**TASK**
Output the lines of the items below as a numbered list, starting at the line with "gateway-icon xyxy=(1040,12,1072,47)" and continuing up to and including the line with "sidebar: System Status". Omit blank lines.

**Annotation data for visual layouts**
* * * * * * * * *
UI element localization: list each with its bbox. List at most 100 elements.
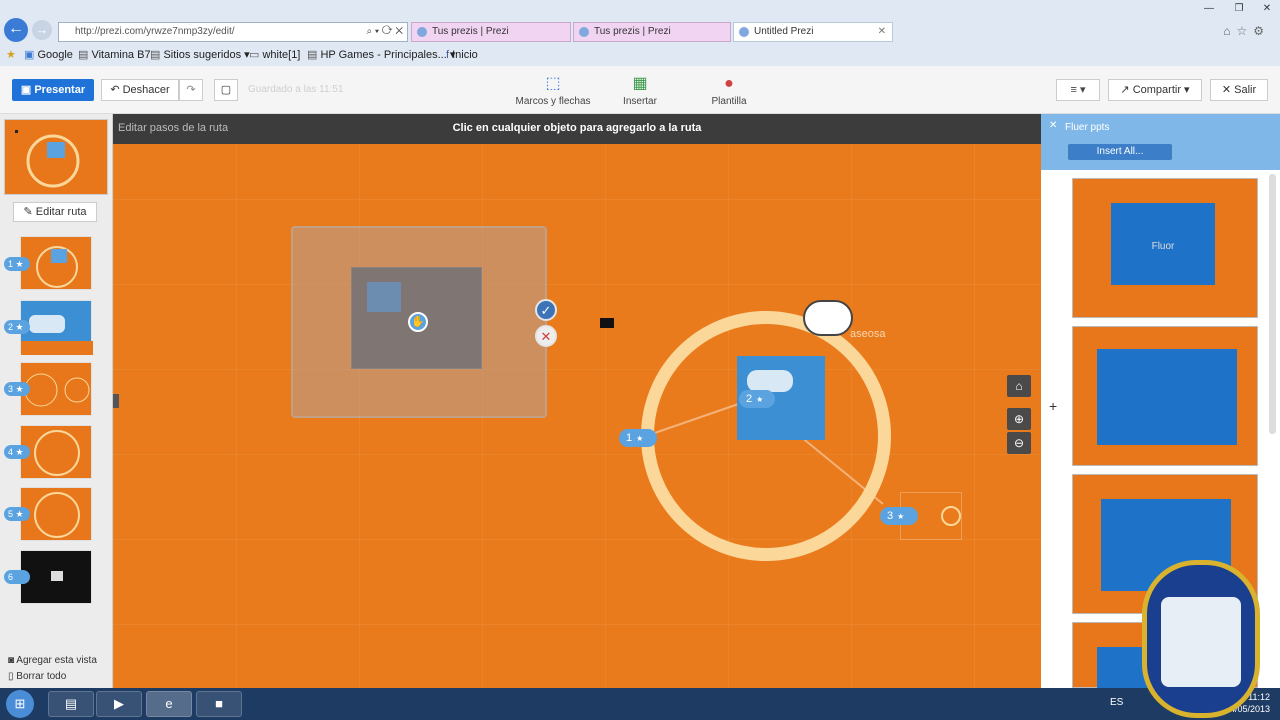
media-player-icon[interactable]: ▶ — [96, 691, 142, 717]
fav-label: Google — [37, 49, 73, 61]
prezi-canvas[interactable]: Editar pasos de la ruta Clic en cualquie… — [113, 114, 1041, 688]
address-bar[interactable]: http://prezi.com/yrwze7nmp3zy/edit/ ⌕ ▾ … — [58, 22, 408, 42]
windows-taskbar: ⊞ ▤ ▶ e ■ ES 11:12 24/05/2013 — [0, 688, 1280, 720]
path-step-thumbnail[interactable] — [20, 487, 92, 541]
tab-3[interactable]: Untitled Prezi ✕ — [733, 22, 893, 42]
recorder-icon[interactable]: ■ — [196, 691, 242, 717]
language-indicator[interactable]: ES — [1110, 697, 1123, 708]
undo-icon: ↶ — [110, 84, 123, 96]
share-label: Compartir — [1132, 84, 1181, 96]
close-icon: ✕ — [1221, 84, 1235, 96]
fav-label: Sitios sugeridos ▾ — [163, 49, 250, 61]
fav-hpgames[interactable]: ▤ HP Games - Principales... ▾ — [307, 45, 455, 65]
small-circle[interactable] — [941, 506, 961, 526]
frames-icon: ⬚ — [545, 75, 561, 92]
home-star-gear-icons[interactable]: ⌂☆⚙ — [1223, 24, 1270, 38]
path-step-thumbnail[interactable] — [20, 300, 93, 355]
cloud-shape[interactable] — [803, 300, 853, 336]
share-icon: ↗ — [1120, 84, 1133, 96]
fav-label: Vitamina B7 — [91, 49, 151, 61]
step-1-preview — [36, 246, 78, 288]
fav-sitios[interactable]: ▤ Sitios sugeridos ▾ — [150, 45, 250, 65]
exit-button[interactable]: ✕ Salir — [1210, 79, 1268, 101]
internet-explorer-icon[interactable]: e — [146, 691, 192, 717]
frames-arrows-button[interactable]: ⬚ Marcos y flechas — [514, 75, 592, 108]
template-label: Plantilla — [711, 96, 747, 107]
step-number: 6 — [8, 572, 14, 582]
template-button[interactable]: ● Plantilla — [704, 75, 754, 108]
start-button[interactable]: ⊞ — [6, 690, 34, 718]
fav-label: Inicio — [452, 49, 478, 61]
close-panel-icon[interactable]: ✕ — [1049, 120, 1057, 131]
restore-icon[interactable]: ❐ — [1226, 2, 1252, 16]
path-step-thumbnail[interactable] — [20, 425, 92, 479]
panel-scrollbar[interactable] — [1269, 174, 1276, 434]
tab-1[interactable]: Tus prezis | Prezi — [411, 22, 571, 42]
step-number: 5 — [8, 509, 14, 519]
slide-content: Fluor — [1111, 203, 1215, 285]
close-window-icon[interactable]: ✕ — [1254, 2, 1280, 16]
back-button[interactable]: ← — [4, 18, 28, 42]
insert-all-button[interactable]: Insert All... — [1068, 144, 1172, 160]
path-step-thumbnail[interactable] — [20, 362, 92, 416]
forward-button[interactable]: → — [32, 20, 52, 40]
add-view-button[interactable]: ◙ Agregar esta vista — [8, 655, 97, 666]
hamburger-icon: ≡ ▾ — [1070, 84, 1086, 96]
explorer-icon[interactable]: ▤ — [48, 691, 94, 717]
redo-button[interactable]: ↷ — [179, 79, 203, 101]
edit-route-button[interactable]: ✎ Editar ruta — [13, 202, 97, 222]
clear-all-label: Borrar todo — [16, 671, 67, 682]
undo-button[interactable]: ↶ Deshacer — [101, 79, 179, 101]
step-badge: 5 ★ — [4, 507, 30, 521]
prezi-favicon-icon — [579, 27, 589, 37]
overview-thumbnail[interactable] — [4, 119, 108, 195]
path-step-thumbnail[interactable] — [20, 550, 92, 604]
path-point-3[interactable]: 3 ★ — [880, 507, 918, 525]
ppt-slide-1[interactable]: Fluor — [1072, 178, 1258, 318]
fav-white[interactable]: ▭ white[1] — [249, 45, 300, 65]
address-bar-icons[interactable]: ⌕ ▾ ⟳ ✕ — [367, 23, 403, 41]
prezi-favicon-icon — [417, 27, 427, 37]
zoom-out-icon[interactable]: ⊖ — [1007, 432, 1031, 454]
ppt-panel-title: Fluer ppts — [1065, 122, 1110, 133]
fav-google[interactable]: ▣ Google — [24, 45, 73, 65]
zoom-in-icon[interactable]: ⊕ — [1007, 408, 1031, 430]
fav-vitamina[interactable]: ▤ Vitamina B7 — [78, 45, 151, 65]
fav-inicio[interactable]: f Inicio — [446, 45, 478, 65]
clear-all-button[interactable]: ▯ Borrar todo — [8, 671, 66, 682]
save-button[interactable]: ▢ — [214, 79, 238, 101]
gaseosa-text: aseosa — [850, 328, 886, 340]
undo-label: Deshacer — [122, 84, 170, 96]
menu-button[interactable]: ≡ ▾ — [1056, 79, 1100, 101]
step-badge: 4 ★ — [4, 445, 30, 459]
redo-icon: ↷ — [186, 84, 196, 96]
path-point-2[interactable]: 2 ★ — [739, 390, 775, 408]
path-lines — [642, 398, 884, 505]
ppt-slide-2[interactable] — [1072, 326, 1258, 466]
present-button[interactable]: ▣ Presentar — [12, 79, 94, 101]
fav-label: white[1] — [262, 49, 301, 61]
close-tab-icon[interactable]: ✕ — [878, 23, 886, 41]
path-point-1[interactable]: 1 ★ — [619, 429, 657, 447]
path-sidebar: ✎ Editar ruta 1 ★ 2 ★ 3 ★ 4 ★ 5 ★ 6 ◙ Ag… — [0, 114, 113, 688]
favorites-star-icon[interactable]: ★ — [6, 45, 16, 65]
star-icon: ★ — [897, 512, 905, 521]
tab-2[interactable]: Tus prezis | Prezi — [573, 22, 731, 42]
image-highlight — [747, 370, 793, 392]
share-button[interactable]: ↗ Compartir ▾ — [1108, 79, 1202, 101]
step-4-preview — [34, 430, 80, 476]
step-badge: 6 — [4, 570, 30, 584]
insert-button[interactable]: ▦ Insertar — [615, 76, 665, 108]
home-icon[interactable]: ⌂ — [1007, 375, 1031, 397]
step-3-preview — [24, 373, 90, 407]
prezi-toolbar: ▣ Presentar ↶ Deshacer ↷ ▢ Guardado a la… — [0, 66, 1280, 114]
emblem-shield — [1161, 597, 1241, 687]
browser-chrome: ← → http://prezi.com/yrwze7nmp3zy/edit/ … — [0, 0, 1280, 66]
minimize-icon[interactable]: — — [1196, 2, 1222, 16]
template-icon: ● — [724, 75, 734, 92]
star-icon: ★ — [756, 395, 764, 404]
path-step-thumbnail[interactable] — [20, 236, 92, 290]
tab-label: Tus prezis | Prezi — [432, 26, 509, 37]
tab-label: Tus prezis | Prezi — [594, 26, 671, 37]
add-icon[interactable]: + — [1049, 398, 1057, 414]
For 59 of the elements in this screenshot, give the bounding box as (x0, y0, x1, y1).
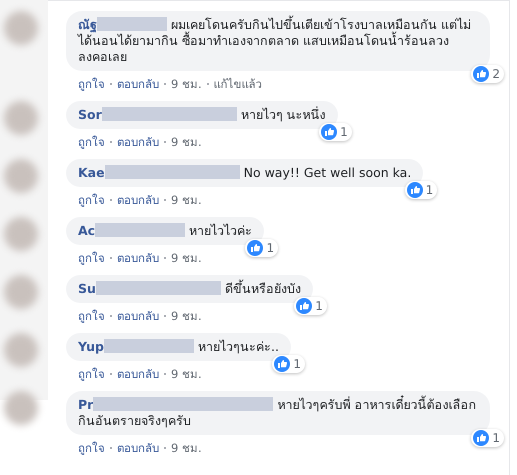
avatar (4, 391, 38, 425)
timestamp: 9 ชม. (171, 76, 202, 93)
thumbs-up-icon (473, 66, 490, 82)
timestamp: 9 ชม. (171, 308, 202, 325)
like-count-badge[interactable]: 1 (245, 239, 278, 257)
like-link[interactable]: ถูกใจ (78, 307, 105, 325)
like-link[interactable]: ถูกใจ (78, 75, 105, 93)
commenter-name[interactable]: ณัฐ (78, 17, 97, 32)
comment-text: Pr หายไวๆครับพี่ อาหารเดี๋ยวนี้ต้องเลือกกินอันตรายจริงๆครับ (78, 397, 478, 429)
edited-label: แก้ไขแล้ว (214, 76, 262, 93)
commenter-name[interactable]: Kae (78, 165, 105, 180)
like-count-badge[interactable]: 2 (471, 65, 504, 83)
commenter-name[interactable]: Sor (78, 107, 102, 122)
like-count: 1 (266, 240, 274, 256)
like-link[interactable]: ถูกใจ (78, 191, 105, 209)
like-count-badge[interactable]: 1 (319, 123, 352, 141)
commenter-name[interactable]: Su (78, 281, 96, 296)
thumbs-up-icon (274, 356, 290, 372)
thumbs-up-icon (406, 182, 423, 198)
commenter-name[interactable]: Ac (78, 223, 96, 238)
commenter-name[interactable]: Yup (78, 339, 104, 354)
like-count: 2 (492, 66, 500, 82)
comment-text: Su ดีขึ้นหรือยังบัง (78, 281, 301, 297)
comment-text: ณัฐ ผมเคยโดนครับกินไปขึ้นเตียเข้าโรงบาลเหมือนกัน แต่ไม่ได้นอนได้ยามากิน ซื้อมาทำเองจากตลาด แสบเหมือนโดนน้ำร้อนลวงลงคอเลย (78, 17, 472, 65)
like-link[interactable]: ถูกใจ (78, 365, 105, 383)
like-link[interactable]: ถูกใจ (78, 439, 105, 457)
comment-text: Yup หายไวๆนะค่ะ.. (78, 339, 279, 355)
like-count-badge[interactable]: 1 (294, 297, 327, 315)
like-count-badge[interactable]: 1 (471, 429, 504, 447)
timestamp: 9 ชม. (171, 440, 202, 457)
reply-link[interactable]: ตอบกลับ (117, 75, 159, 93)
like-link[interactable]: ถูกใจ (78, 133, 105, 151)
timestamp: 9 ชม. (171, 366, 202, 383)
reply-link[interactable]: ตอบกลับ (117, 191, 159, 209)
timestamp: 9 ชม. (171, 192, 202, 209)
comment-text: Sor หายไวๆ นะหนึ่ง (78, 107, 326, 123)
reply-link[interactable]: ตอบกลับ (117, 249, 159, 267)
like-count-badge[interactable]: 1 (404, 181, 438, 199)
comment-text: Kae No way!! Get well soon ka. (78, 165, 412, 181)
timestamp: 9 ชม. (171, 134, 202, 151)
reply-link[interactable]: ตอบกลับ (117, 365, 159, 383)
like-count: 1 (315, 298, 323, 314)
like-count-badge[interactable]: 1 (272, 355, 305, 373)
thumbs-up-icon (473, 430, 490, 446)
thumbs-up-icon (321, 124, 338, 140)
commenter-name[interactable]: Pr (78, 397, 94, 412)
like-count: 1 (426, 182, 434, 198)
thumbs-up-icon (247, 240, 264, 256)
like-count: 1 (293, 356, 301, 372)
like-link[interactable]: ถูกใจ (78, 249, 105, 267)
like-count: 1 (492, 430, 500, 446)
thumbs-up-icon (296, 298, 312, 314)
timestamp: 9 ชม. (171, 250, 202, 267)
reply-link[interactable]: ตอบกลับ (117, 439, 159, 457)
reply-link[interactable]: ตอบกลับ (117, 307, 159, 325)
reply-link[interactable]: ตอบกลับ (117, 133, 159, 151)
comment-text: Ac หายไวไวค่ะ (78, 223, 252, 239)
redaction-bar (97, 17, 167, 31)
like-count: 1 (340, 124, 348, 140)
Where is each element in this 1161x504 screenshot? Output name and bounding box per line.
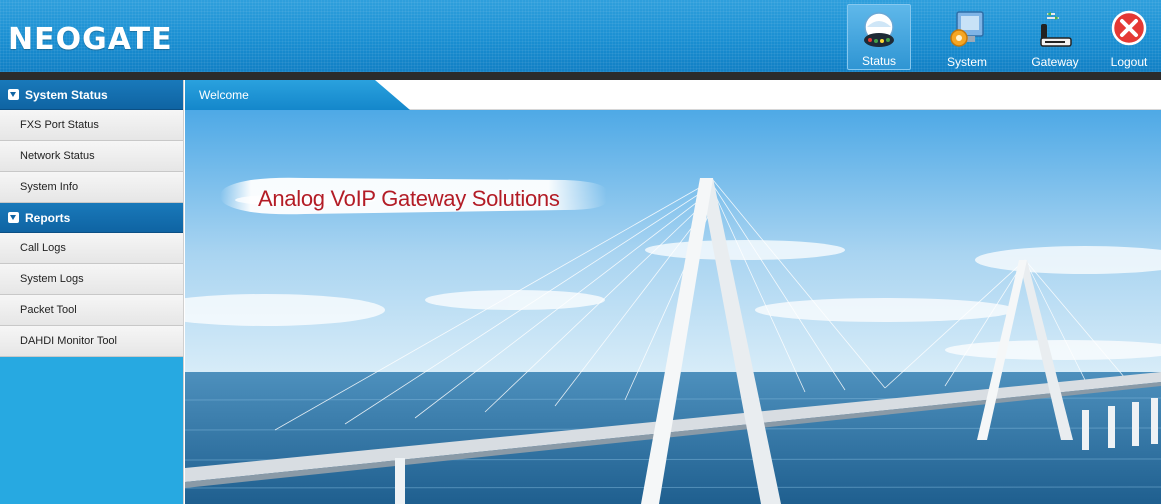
gateway-icon xyxy=(1040,12,1072,47)
nav-logout-button[interactable]: Logout xyxy=(1097,4,1161,70)
sidebar-item-packet-tool[interactable]: Packet Tool xyxy=(0,295,183,326)
sidebar-group-system-status[interactable]: System Status xyxy=(0,80,183,110)
sidebar-item-system-logs[interactable]: System Logs xyxy=(0,264,183,295)
top-header: NEOGATE Status System Gateway Logout xyxy=(0,0,1161,72)
nav-system-label: System xyxy=(946,55,987,69)
sidebar-group-label: System Status xyxy=(25,87,108,102)
sidebar-item-fxs-port-status[interactable]: FXS Port Status xyxy=(0,110,183,141)
nav-logout-label: Logout xyxy=(1110,55,1148,69)
nav-status-button[interactable]: Status xyxy=(847,4,911,70)
system-gear-icon xyxy=(950,11,984,47)
tab-welcome-label: Welcome xyxy=(199,88,249,102)
header-divider xyxy=(0,72,1161,80)
status-icon xyxy=(864,12,894,47)
sidebar-item-network-status[interactable]: Network Status xyxy=(0,141,183,172)
main-content: Welcome Analog VoIP Gateway Solutions xyxy=(185,80,1161,504)
logout-icon xyxy=(1111,10,1147,46)
sidebar: System Status FXS Port Status Network St… xyxy=(0,80,184,504)
banner-slogan: Analog VoIP Gateway Solutions xyxy=(258,186,560,211)
sidebar-group-reports[interactable]: Reports xyxy=(0,203,183,233)
sidebar-item-system-info[interactable]: System Info xyxy=(0,172,183,203)
sidebar-item-dahdi-monitor-tool[interactable]: DAHDI Monitor Tool xyxy=(0,326,183,357)
nav-status-label: Status xyxy=(861,54,897,68)
sidebar-item-call-logs[interactable]: Call Logs xyxy=(0,233,183,264)
top-navigation: Status System Gateway Logout xyxy=(847,4,1161,70)
tab-strip: Welcome xyxy=(185,80,1161,110)
collapse-caret-icon xyxy=(8,89,19,100)
collapse-caret-icon xyxy=(8,212,19,223)
nav-system-button[interactable]: System xyxy=(935,4,999,70)
bridge-banner-image xyxy=(185,110,1161,504)
nav-gateway-label: Gateway xyxy=(1031,55,1079,69)
welcome-banner: Analog VoIP Gateway Solutions xyxy=(185,110,1161,504)
nav-gateway-button[interactable]: Gateway xyxy=(1023,4,1087,70)
sidebar-group-label: Reports xyxy=(25,210,71,225)
neogate-logo: NEOGATE xyxy=(8,22,173,57)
* * * * * * * * *
**CORRECT RESULT**
1. gateway-icon xyxy=(1040,12,1072,47)
2. nav-logout-button[interactable]: Logout xyxy=(1097,4,1161,70)
3. sidebar-item-packet-tool[interactable]: Packet Tool xyxy=(0,295,183,326)
4. sidebar-group-system-status[interactable]: System Status xyxy=(0,80,183,110)
5. sidebar-item-system-logs[interactable]: System Logs xyxy=(0,264,183,295)
6. top-header: NEOGATE Status System Gateway Logout xyxy=(0,0,1161,72)
7. nav-system-label: System xyxy=(946,55,987,69)
8. sidebar-group-label: System Status xyxy=(25,87,108,102)
9. sidebar-item-fxs-port-status[interactable]: FXS Port Status xyxy=(0,110,183,141)
10. nav-logout-label: Logout xyxy=(1110,55,1148,69)
11. nav-status-button[interactable]: Status xyxy=(847,4,911,70)
12. system-gear-icon xyxy=(950,11,984,47)
13. tab-welcome-label: Welcome xyxy=(199,88,249,102)
14. header-divider xyxy=(0,72,1161,80)
15. status-icon xyxy=(864,12,894,47)
16. sidebar-item-network-status[interactable]: Network Status xyxy=(0,141,183,172)
17. main-content: Welcome Analog VoIP Gateway Solutions xyxy=(185,80,1161,504)
18. logout-icon xyxy=(1111,10,1147,46)
19. sidebar: System Status FXS Port Status Network St… xyxy=(0,80,184,504)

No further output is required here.